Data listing

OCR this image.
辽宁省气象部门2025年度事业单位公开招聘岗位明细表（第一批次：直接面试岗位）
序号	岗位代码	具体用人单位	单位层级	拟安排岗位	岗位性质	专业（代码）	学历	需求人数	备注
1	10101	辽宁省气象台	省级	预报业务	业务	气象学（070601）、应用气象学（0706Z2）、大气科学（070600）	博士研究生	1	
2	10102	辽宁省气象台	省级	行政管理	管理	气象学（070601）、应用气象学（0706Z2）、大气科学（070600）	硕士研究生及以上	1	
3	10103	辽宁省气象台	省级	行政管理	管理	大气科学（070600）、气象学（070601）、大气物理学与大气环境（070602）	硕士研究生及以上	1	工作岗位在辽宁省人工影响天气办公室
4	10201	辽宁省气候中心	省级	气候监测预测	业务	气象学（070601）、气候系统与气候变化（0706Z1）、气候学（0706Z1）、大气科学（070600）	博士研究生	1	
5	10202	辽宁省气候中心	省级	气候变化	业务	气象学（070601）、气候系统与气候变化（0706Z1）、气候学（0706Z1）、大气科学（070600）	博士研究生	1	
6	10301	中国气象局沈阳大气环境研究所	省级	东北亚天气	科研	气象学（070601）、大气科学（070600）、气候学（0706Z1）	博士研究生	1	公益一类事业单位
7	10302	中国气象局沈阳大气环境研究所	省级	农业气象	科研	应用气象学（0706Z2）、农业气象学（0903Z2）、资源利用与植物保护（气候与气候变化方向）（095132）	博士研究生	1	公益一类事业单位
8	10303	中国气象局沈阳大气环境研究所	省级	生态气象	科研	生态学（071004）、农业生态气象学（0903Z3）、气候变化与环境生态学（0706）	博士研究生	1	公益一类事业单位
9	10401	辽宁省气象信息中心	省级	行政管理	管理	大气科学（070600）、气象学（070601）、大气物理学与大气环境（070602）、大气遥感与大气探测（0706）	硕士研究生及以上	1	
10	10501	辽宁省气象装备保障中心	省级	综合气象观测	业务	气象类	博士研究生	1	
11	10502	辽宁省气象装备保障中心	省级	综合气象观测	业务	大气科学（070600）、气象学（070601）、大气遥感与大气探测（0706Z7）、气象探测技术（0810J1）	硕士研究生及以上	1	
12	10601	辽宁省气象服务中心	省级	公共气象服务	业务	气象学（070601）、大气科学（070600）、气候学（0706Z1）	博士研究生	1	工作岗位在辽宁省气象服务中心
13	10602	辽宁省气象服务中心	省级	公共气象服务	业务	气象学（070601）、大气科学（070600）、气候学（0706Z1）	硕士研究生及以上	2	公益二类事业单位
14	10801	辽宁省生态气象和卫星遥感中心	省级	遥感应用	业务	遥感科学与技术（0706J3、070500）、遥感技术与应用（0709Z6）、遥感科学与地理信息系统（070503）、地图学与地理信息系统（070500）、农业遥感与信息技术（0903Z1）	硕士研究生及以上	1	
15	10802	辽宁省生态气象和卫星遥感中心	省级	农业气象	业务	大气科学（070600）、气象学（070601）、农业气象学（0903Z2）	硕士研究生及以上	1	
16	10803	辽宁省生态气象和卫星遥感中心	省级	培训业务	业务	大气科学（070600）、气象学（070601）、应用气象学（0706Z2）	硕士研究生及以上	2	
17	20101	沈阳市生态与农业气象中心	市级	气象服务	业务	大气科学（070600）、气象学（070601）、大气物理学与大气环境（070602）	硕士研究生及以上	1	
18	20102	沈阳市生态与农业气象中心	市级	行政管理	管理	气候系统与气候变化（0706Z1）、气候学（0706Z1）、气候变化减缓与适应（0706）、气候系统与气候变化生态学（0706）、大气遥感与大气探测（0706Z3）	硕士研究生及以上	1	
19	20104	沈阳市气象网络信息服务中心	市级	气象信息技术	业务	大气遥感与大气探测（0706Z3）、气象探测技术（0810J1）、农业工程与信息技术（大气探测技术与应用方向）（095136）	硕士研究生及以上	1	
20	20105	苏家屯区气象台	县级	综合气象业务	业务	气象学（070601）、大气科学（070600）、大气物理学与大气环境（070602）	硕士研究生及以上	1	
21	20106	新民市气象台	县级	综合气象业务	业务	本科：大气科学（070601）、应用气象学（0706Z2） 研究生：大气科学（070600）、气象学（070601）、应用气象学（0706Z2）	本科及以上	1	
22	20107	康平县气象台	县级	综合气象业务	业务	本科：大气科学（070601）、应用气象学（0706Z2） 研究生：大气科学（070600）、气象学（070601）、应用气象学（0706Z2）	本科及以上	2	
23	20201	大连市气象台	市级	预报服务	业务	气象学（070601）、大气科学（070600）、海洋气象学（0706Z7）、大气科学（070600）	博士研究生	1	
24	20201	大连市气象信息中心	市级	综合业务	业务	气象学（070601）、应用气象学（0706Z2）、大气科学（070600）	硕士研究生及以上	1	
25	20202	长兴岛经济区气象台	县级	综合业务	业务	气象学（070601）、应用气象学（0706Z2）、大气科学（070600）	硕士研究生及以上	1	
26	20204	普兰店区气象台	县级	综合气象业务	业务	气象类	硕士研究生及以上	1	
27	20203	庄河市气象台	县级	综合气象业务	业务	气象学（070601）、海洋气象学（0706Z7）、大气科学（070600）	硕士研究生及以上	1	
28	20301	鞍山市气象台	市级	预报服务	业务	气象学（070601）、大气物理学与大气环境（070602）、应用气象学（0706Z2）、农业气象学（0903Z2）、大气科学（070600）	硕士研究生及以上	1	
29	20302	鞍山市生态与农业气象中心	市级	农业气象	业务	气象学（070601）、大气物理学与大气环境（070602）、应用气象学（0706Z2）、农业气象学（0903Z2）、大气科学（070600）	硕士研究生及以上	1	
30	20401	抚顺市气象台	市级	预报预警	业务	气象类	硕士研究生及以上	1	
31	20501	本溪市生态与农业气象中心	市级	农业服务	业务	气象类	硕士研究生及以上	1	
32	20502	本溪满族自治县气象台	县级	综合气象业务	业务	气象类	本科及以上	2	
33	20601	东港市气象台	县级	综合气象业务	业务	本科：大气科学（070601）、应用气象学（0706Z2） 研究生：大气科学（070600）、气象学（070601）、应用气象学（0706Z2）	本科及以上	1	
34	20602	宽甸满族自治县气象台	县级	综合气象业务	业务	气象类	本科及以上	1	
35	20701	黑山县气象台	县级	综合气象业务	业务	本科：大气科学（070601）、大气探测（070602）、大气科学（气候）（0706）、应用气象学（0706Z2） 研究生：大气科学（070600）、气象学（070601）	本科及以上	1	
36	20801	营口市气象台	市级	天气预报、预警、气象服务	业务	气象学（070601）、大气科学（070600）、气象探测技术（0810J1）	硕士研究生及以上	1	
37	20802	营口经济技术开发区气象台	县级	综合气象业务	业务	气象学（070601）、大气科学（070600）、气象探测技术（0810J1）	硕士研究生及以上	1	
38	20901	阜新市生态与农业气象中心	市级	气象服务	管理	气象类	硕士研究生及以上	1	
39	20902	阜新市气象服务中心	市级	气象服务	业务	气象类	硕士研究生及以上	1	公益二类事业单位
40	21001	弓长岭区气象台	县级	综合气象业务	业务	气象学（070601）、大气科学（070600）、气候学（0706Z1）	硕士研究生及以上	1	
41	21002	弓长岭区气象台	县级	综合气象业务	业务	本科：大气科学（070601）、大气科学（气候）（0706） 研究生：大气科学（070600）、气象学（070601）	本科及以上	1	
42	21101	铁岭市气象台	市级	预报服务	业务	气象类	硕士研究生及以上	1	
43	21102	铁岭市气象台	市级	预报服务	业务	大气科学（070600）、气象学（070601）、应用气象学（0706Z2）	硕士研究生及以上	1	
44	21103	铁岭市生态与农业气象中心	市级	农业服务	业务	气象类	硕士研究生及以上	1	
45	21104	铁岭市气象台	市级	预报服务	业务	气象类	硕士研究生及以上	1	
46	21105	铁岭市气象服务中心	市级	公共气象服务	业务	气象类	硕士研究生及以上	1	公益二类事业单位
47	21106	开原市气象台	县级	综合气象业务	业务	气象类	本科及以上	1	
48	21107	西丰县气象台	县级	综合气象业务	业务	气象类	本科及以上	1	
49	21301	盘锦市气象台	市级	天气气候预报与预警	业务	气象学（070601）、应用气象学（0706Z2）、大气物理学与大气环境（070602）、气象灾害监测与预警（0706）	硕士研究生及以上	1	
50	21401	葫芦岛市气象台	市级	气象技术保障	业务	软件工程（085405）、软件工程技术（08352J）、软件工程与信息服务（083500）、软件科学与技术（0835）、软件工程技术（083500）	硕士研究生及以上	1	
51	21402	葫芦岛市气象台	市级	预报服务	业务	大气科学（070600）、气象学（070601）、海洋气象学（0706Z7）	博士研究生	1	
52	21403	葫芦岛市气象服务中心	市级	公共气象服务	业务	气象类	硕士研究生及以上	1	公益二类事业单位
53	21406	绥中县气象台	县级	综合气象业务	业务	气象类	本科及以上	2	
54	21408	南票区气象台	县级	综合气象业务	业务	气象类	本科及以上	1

## Instructions to follow
Look through the entries and find each line that has the string "沈阳市生态与农业气象中心". Copy those lines.

## Exercise response
17	20101	沈阳市生态与农业气象中心	市级	气象服务	业务	大气科学（070600）、气象学（070601）、大气物理学与大气环境（070602）	硕士研究生及以上	1	
18	20102	沈阳市生态与农业气象中心	市级	行政管理	管理	气候系统与气候变化（0706Z1）、气候学（0706Z1）、气候变化减缓与适应（0706）、气候系统与气候变化生态学（0706）、大气遥感与大气探测（0706Z3）	硕士研究生及以上	1	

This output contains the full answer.